» **WRITTEN PROBLEM**:
Look through the listing below and work out how many of its lines hold the word "atom". Give only the number.

» **Entries from a dataset**:
= = = = = = =

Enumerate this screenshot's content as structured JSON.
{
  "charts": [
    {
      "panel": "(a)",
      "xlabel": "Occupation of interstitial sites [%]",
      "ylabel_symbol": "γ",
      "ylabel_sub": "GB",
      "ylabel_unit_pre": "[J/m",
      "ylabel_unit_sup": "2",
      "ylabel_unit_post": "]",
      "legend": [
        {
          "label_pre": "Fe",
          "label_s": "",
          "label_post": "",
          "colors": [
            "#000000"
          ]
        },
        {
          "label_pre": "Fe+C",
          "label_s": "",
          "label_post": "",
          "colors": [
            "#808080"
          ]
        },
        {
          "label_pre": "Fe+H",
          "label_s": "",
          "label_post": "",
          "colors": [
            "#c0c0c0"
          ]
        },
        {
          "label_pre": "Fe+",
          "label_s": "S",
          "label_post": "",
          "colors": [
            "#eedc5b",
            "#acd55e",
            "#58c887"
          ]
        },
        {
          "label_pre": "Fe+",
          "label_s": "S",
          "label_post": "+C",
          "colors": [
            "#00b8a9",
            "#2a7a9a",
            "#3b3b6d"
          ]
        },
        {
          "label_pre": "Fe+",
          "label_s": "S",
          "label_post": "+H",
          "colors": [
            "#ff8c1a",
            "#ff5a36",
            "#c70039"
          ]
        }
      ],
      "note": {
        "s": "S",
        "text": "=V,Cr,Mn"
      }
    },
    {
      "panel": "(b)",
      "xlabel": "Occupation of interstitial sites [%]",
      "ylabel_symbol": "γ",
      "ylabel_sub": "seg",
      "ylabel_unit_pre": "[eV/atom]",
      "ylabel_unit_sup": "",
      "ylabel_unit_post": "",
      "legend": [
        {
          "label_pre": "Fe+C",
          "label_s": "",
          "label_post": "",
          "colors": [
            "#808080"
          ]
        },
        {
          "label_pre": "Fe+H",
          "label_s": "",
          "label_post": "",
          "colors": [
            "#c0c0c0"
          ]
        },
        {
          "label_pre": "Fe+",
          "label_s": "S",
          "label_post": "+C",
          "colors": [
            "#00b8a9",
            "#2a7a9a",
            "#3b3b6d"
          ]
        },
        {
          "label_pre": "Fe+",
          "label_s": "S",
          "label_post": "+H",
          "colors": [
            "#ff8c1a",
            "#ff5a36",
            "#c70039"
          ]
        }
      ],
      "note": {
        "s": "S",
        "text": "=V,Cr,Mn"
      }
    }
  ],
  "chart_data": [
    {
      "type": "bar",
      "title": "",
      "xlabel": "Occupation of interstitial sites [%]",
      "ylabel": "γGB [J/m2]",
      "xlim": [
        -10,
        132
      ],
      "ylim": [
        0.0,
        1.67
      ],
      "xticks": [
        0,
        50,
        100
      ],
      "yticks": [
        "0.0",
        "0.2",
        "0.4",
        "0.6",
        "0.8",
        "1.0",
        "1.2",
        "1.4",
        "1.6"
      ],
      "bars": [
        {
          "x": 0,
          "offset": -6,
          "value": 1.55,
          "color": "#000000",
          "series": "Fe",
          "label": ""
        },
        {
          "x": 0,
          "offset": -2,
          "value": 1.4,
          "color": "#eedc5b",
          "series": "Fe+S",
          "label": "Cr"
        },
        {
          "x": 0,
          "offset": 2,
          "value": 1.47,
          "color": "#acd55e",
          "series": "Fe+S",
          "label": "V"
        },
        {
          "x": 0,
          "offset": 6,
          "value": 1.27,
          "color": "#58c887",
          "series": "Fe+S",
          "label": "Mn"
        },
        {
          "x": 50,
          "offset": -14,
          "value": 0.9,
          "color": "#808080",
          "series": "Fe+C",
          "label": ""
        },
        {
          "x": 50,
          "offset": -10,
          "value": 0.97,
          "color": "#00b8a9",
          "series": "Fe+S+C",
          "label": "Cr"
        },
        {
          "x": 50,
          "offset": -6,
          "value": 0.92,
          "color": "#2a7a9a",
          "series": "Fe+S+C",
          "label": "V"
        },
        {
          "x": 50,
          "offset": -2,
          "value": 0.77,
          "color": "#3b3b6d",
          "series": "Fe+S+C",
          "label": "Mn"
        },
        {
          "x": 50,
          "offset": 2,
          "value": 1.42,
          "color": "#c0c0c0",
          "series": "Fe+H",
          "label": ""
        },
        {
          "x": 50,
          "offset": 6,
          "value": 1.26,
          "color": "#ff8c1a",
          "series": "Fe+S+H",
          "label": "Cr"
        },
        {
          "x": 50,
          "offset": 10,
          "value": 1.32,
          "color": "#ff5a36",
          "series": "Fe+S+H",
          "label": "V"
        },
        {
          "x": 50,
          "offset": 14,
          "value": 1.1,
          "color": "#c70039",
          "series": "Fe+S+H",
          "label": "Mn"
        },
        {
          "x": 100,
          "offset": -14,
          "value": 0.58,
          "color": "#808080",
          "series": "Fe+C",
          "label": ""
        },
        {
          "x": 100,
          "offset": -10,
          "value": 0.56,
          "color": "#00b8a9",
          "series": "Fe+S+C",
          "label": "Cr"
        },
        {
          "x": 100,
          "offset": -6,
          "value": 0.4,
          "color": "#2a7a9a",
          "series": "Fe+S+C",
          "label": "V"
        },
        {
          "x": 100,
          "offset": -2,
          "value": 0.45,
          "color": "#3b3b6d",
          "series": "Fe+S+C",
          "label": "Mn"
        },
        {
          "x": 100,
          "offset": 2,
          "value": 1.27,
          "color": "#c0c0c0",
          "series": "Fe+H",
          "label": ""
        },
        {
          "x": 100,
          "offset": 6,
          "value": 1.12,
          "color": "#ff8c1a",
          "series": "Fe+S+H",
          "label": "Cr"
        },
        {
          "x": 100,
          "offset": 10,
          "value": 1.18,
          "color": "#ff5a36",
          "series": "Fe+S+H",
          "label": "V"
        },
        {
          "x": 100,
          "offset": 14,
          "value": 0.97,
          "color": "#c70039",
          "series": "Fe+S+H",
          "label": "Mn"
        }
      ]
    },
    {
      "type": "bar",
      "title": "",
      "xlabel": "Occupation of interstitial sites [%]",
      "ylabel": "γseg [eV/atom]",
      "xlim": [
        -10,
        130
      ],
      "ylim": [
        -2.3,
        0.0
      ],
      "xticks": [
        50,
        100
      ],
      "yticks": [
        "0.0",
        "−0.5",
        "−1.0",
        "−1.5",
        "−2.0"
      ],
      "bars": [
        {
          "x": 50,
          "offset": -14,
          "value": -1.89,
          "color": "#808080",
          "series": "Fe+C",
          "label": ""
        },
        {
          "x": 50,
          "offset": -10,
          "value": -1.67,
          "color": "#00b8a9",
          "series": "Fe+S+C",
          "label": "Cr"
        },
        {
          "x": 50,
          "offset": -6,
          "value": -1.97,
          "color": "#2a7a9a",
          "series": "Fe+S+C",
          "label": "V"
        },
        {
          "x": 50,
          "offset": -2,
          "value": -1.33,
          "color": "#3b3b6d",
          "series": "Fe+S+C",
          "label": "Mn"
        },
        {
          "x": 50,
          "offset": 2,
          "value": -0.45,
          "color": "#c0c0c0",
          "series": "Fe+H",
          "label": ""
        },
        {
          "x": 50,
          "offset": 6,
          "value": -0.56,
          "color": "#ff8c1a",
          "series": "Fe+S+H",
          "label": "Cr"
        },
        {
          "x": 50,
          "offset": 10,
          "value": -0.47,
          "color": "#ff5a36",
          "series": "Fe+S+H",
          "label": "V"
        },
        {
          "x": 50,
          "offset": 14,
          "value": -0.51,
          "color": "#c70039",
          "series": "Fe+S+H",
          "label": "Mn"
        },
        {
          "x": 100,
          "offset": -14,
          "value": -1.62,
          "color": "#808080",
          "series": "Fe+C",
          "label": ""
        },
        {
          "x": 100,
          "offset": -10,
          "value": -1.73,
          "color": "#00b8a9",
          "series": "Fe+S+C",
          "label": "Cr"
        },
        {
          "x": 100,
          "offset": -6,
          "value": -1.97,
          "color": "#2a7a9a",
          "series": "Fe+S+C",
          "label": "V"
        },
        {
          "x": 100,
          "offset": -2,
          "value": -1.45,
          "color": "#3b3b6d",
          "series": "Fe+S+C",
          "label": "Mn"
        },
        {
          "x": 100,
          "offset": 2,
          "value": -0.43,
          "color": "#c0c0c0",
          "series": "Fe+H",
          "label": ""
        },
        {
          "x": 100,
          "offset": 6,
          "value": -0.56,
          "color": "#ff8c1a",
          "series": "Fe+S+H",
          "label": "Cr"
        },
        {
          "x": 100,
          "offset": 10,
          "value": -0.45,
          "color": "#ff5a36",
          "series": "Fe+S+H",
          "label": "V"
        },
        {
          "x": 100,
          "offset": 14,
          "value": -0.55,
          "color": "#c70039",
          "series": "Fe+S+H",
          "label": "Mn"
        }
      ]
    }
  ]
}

= = = = = = =

» **ANSWER TO THIS TASK**:
2